[Entries from a dataset]
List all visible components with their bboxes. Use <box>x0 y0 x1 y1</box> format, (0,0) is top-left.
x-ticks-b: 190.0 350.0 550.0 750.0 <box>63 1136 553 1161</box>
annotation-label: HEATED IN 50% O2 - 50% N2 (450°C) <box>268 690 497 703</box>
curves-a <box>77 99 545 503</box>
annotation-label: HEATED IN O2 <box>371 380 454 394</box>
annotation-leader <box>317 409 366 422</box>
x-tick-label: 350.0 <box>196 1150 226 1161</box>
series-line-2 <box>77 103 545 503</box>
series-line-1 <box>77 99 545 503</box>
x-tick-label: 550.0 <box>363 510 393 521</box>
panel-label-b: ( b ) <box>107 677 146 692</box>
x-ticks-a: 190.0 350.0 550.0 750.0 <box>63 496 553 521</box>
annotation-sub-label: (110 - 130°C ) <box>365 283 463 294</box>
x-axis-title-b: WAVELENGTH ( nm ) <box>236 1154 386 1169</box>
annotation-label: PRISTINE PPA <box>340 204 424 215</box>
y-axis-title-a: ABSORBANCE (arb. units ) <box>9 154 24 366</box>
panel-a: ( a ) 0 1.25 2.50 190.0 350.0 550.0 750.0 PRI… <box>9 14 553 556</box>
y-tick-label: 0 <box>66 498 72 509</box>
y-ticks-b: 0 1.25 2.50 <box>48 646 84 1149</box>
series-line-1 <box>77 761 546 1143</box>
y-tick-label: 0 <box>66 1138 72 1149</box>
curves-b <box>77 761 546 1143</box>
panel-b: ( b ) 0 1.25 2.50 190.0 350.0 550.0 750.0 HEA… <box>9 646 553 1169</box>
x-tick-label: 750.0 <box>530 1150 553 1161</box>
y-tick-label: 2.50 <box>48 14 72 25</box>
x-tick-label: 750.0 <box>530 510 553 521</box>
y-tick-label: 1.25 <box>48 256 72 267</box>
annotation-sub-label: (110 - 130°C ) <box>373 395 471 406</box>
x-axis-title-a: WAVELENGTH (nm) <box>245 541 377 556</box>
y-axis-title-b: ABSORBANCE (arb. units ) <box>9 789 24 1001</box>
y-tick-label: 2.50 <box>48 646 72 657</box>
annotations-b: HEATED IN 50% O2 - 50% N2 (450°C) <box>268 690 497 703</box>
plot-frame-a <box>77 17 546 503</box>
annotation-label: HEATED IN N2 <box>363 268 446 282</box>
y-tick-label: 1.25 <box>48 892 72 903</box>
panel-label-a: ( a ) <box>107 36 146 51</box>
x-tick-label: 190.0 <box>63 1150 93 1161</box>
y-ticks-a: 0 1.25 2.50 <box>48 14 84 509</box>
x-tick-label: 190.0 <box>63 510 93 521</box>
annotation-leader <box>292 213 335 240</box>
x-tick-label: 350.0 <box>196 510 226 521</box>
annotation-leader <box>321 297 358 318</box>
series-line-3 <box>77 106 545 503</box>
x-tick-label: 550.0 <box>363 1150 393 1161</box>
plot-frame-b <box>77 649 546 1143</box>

_DIRECTION_
Reproduce every one of the records above line by line, with each character unchanged.

_REPLY TO THE EXERCISE_
List all visible components with their bboxes. Use <box>x0 y0 x1 y1</box> format, (0,0) is top-left.
x-ticks-b: 190.0 350.0 550.0 750.0 <box>63 1136 553 1161</box>
annotation-label: HEATED IN 50% O2 - 50% N2 (450°C) <box>268 690 497 703</box>
curves-a <box>77 99 545 503</box>
annotation-label: HEATED IN O2 <box>371 380 454 394</box>
annotation-leader <box>317 409 366 422</box>
x-tick-label: 350.0 <box>196 1150 226 1161</box>
series-line-2 <box>77 103 545 503</box>
series-line-1 <box>77 99 545 503</box>
x-tick-label: 550.0 <box>363 510 393 521</box>
panel-label-b: ( b ) <box>107 677 146 692</box>
x-ticks-a: 190.0 350.0 550.0 750.0 <box>63 496 553 521</box>
annotation-sub-label: (110 - 130°C ) <box>365 283 463 294</box>
x-axis-title-b: WAVELENGTH ( nm ) <box>236 1154 386 1169</box>
annotation-label: PRISTINE PPA <box>340 204 424 215</box>
y-axis-title-a: ABSORBANCE (arb. units ) <box>9 154 24 366</box>
panel-a: ( a ) 0 1.25 2.50 190.0 350.0 550.0 750.0 PRI… <box>9 14 553 556</box>
y-tick-label: 0 <box>66 498 72 509</box>
y-ticks-b: 0 1.25 2.50 <box>48 646 84 1149</box>
series-line-1 <box>77 761 546 1143</box>
y-tick-label: 0 <box>66 1138 72 1149</box>
curves-b <box>77 761 546 1143</box>
panel-b: ( b ) 0 1.25 2.50 190.0 350.0 550.0 750.0 HEA… <box>9 646 553 1169</box>
x-tick-label: 750.0 <box>530 1150 553 1161</box>
y-tick-label: 2.50 <box>48 14 72 25</box>
x-tick-label: 750.0 <box>530 510 553 521</box>
y-tick-label: 1.25 <box>48 256 72 267</box>
annotation-sub-label: (110 - 130°C ) <box>373 395 471 406</box>
x-axis-title-a: WAVELENGTH (nm) <box>245 541 377 556</box>
y-axis-title-b: ABSORBANCE (arb. units ) <box>9 789 24 1001</box>
y-tick-label: 2.50 <box>48 646 72 657</box>
annotations-b: HEATED IN 50% O2 - 50% N2 (450°C) <box>268 690 497 703</box>
plot-frame-a <box>77 17 546 503</box>
annotation-label: HEATED IN N2 <box>363 268 446 282</box>
y-tick-label: 1.25 <box>48 892 72 903</box>
panel-label-a: ( a ) <box>107 36 146 51</box>
x-tick-label: 190.0 <box>63 1150 93 1161</box>
y-ticks-a: 0 1.25 2.50 <box>48 14 84 509</box>
x-tick-label: 190.0 <box>63 510 93 521</box>
annotation-leader <box>292 213 335 240</box>
x-tick-label: 350.0 <box>196 510 226 521</box>
annotation-leader <box>321 297 358 318</box>
series-line-3 <box>77 106 545 503</box>
x-tick-label: 550.0 <box>363 1150 393 1161</box>
plot-frame-b <box>77 649 546 1143</box>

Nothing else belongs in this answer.